■ What you are asked to do ■
Reproduce the listing below word for word, keeping every line and character unchanged.

Layout annotation data
_ _ _ _ _

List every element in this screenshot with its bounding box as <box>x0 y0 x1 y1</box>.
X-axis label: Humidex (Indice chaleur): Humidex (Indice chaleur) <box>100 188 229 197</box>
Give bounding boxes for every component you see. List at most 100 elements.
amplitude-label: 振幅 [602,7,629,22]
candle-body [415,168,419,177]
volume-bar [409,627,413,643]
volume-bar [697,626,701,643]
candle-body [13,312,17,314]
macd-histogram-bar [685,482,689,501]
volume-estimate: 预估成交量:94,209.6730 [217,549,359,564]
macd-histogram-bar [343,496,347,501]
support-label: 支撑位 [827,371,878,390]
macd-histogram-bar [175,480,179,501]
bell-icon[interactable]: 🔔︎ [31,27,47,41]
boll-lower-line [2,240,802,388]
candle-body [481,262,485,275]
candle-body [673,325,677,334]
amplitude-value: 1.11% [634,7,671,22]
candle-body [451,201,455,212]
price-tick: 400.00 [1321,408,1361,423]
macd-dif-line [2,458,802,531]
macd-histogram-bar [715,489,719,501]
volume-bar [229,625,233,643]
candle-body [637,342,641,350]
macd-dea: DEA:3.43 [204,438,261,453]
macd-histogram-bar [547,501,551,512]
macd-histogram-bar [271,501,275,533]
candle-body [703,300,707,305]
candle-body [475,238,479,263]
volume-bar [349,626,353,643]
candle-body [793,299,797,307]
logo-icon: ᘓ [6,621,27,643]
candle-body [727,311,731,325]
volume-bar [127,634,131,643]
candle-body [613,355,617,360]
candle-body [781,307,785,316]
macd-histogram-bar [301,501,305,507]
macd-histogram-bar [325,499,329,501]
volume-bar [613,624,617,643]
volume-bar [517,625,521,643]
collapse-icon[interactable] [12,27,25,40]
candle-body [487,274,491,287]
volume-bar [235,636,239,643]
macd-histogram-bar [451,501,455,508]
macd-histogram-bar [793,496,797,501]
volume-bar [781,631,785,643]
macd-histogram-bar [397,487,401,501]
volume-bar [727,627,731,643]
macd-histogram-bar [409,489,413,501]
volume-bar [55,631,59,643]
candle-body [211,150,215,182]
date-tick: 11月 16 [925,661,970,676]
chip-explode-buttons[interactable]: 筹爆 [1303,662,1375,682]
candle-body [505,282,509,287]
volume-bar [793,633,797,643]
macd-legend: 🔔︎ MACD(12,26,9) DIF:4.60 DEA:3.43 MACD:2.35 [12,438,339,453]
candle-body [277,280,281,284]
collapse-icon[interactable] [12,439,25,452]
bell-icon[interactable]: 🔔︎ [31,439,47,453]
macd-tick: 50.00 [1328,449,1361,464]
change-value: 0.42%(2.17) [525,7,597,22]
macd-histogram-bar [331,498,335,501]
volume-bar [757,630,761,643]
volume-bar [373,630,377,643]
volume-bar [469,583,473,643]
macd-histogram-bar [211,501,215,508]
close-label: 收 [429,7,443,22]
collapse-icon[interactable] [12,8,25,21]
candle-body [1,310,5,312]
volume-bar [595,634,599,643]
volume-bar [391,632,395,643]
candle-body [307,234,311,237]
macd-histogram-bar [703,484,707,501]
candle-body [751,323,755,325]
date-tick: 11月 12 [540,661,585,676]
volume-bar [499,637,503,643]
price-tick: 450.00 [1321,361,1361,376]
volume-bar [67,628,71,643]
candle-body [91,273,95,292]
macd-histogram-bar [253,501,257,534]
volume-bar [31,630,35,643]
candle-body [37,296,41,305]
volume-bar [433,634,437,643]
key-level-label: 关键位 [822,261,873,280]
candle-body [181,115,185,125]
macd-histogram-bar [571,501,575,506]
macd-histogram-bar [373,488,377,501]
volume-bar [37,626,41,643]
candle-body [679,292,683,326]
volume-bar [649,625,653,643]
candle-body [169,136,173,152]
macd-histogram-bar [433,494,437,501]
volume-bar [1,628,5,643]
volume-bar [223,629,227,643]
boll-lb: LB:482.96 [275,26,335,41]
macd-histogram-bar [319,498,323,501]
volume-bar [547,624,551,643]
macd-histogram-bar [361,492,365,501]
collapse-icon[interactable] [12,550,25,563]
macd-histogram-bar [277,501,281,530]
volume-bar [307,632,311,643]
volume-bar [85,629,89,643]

_ _ _ _ _

■ Task output ■
List every element in this screenshot with its bounding box as <box>x0 y0 x1 y1</box>.
X-axis label: Humidex (Indice chaleur): Humidex (Indice chaleur) <box>100 188 229 197</box>
Give bounding boxes for every component you see. List at most 100 elements.
amplitude-label: 振幅 [602,7,629,22]
candle-body [415,168,419,177]
volume-bar [409,627,413,643]
volume-bar [697,626,701,643]
candle-body [13,312,17,314]
macd-histogram-bar [685,482,689,501]
volume-estimate: 预估成交量:94,209.6730 [217,549,359,564]
macd-histogram-bar [343,496,347,501]
support-label: 支撑位 [827,371,878,390]
macd-histogram-bar [175,480,179,501]
bell-icon[interactable]: 🔔︎ [31,27,47,41]
boll-lower-line [2,240,802,388]
candle-body [481,262,485,275]
candle-body [673,325,677,334]
amplitude-value: 1.11% [634,7,671,22]
candle-body [451,201,455,212]
price-tick: 400.00 [1321,408,1361,423]
macd-dif-line [2,458,802,531]
macd-histogram-bar [715,489,719,501]
volume-bar [229,625,233,643]
candle-body [637,342,641,350]
macd-dea: DEA:3.43 [204,438,261,453]
macd-histogram-bar [547,501,551,512]
macd-histogram-bar [271,501,275,533]
candle-body [703,300,707,305]
candle-body [475,238,479,263]
volume-bar [349,626,353,643]
candle-body [793,299,797,307]
logo-icon: ᘓ [6,621,27,643]
candle-body [727,311,731,325]
volume-bar [127,634,131,643]
candle-body [613,355,617,360]
candle-body [781,307,785,316]
macd-histogram-bar [301,501,305,507]
macd-histogram-bar [325,499,329,501]
volume-bar [613,624,617,643]
volume-bar [517,625,521,643]
collapse-icon[interactable] [12,27,25,40]
candle-body [487,274,491,287]
volume-bar [235,636,239,643]
macd-histogram-bar [451,501,455,508]
macd-histogram-bar [793,496,797,501]
volume-bar [781,631,785,643]
macd-histogram-bar [397,487,401,501]
volume-bar [727,627,731,643]
macd-histogram-bar [409,489,413,501]
volume-bar [55,631,59,643]
candle-body [211,150,215,182]
date-tick: 11月 16 [925,661,970,676]
chip-explode-buttons[interactable]: 筹爆 [1303,662,1375,682]
candle-body [505,282,509,287]
volume-bar [793,633,797,643]
macd-legend: 🔔︎ MACD(12,26,9) DIF:4.60 DEA:3.43 MACD:2.35 [12,438,339,453]
candle-body [277,280,281,284]
collapse-icon[interactable] [12,439,25,452]
bell-icon[interactable]: 🔔︎ [31,439,47,453]
macd-tick: 50.00 [1328,449,1361,464]
change-value: 0.42%(2.17) [525,7,597,22]
macd-histogram-bar [331,498,335,501]
volume-bar [757,630,761,643]
volume-bar [373,630,377,643]
volume-bar [469,583,473,643]
macd-histogram-bar [211,501,215,508]
close-label: 收 [429,7,443,22]
collapse-icon[interactable] [12,8,25,21]
candle-body [1,310,5,312]
volume-bar [595,634,599,643]
volume-bar [391,632,395,643]
candle-body [307,234,311,237]
macd-histogram-bar [703,484,707,501]
candle-body [751,323,755,325]
date-tick: 11月 12 [540,661,585,676]
volume-bar [499,637,503,643]
price-tick: 450.00 [1321,361,1361,376]
volume-bar [67,628,71,643]
candle-body [91,273,95,292]
macd-histogram-bar [253,501,257,534]
volume-bar [31,630,35,643]
candle-body [37,296,41,305]
volume-bar [433,634,437,643]
key-level-label: 关键位 [822,261,873,280]
candle-body [181,115,185,125]
macd-histogram-bar [571,501,575,506]
macd-histogram-bar [373,488,377,501]
volume-bar [37,626,41,643]
candle-body [679,292,683,326]
volume-bar [649,625,653,643]
candle-body [169,136,173,152]
macd-histogram-bar [433,494,437,501]
volume-bar [1,628,5,643]
volume-bar [223,629,227,643]
boll-lb: LB:482.96 [275,26,335,41]
macd-histogram-bar [319,498,323,501]
volume-bar [547,624,551,643]
macd-histogram-bar [361,492,365,501]
collapse-icon[interactable] [12,550,25,563]
macd-histogram-bar [277,501,281,530]
volume-bar [307,632,311,643]
volume-bar [85,629,89,643]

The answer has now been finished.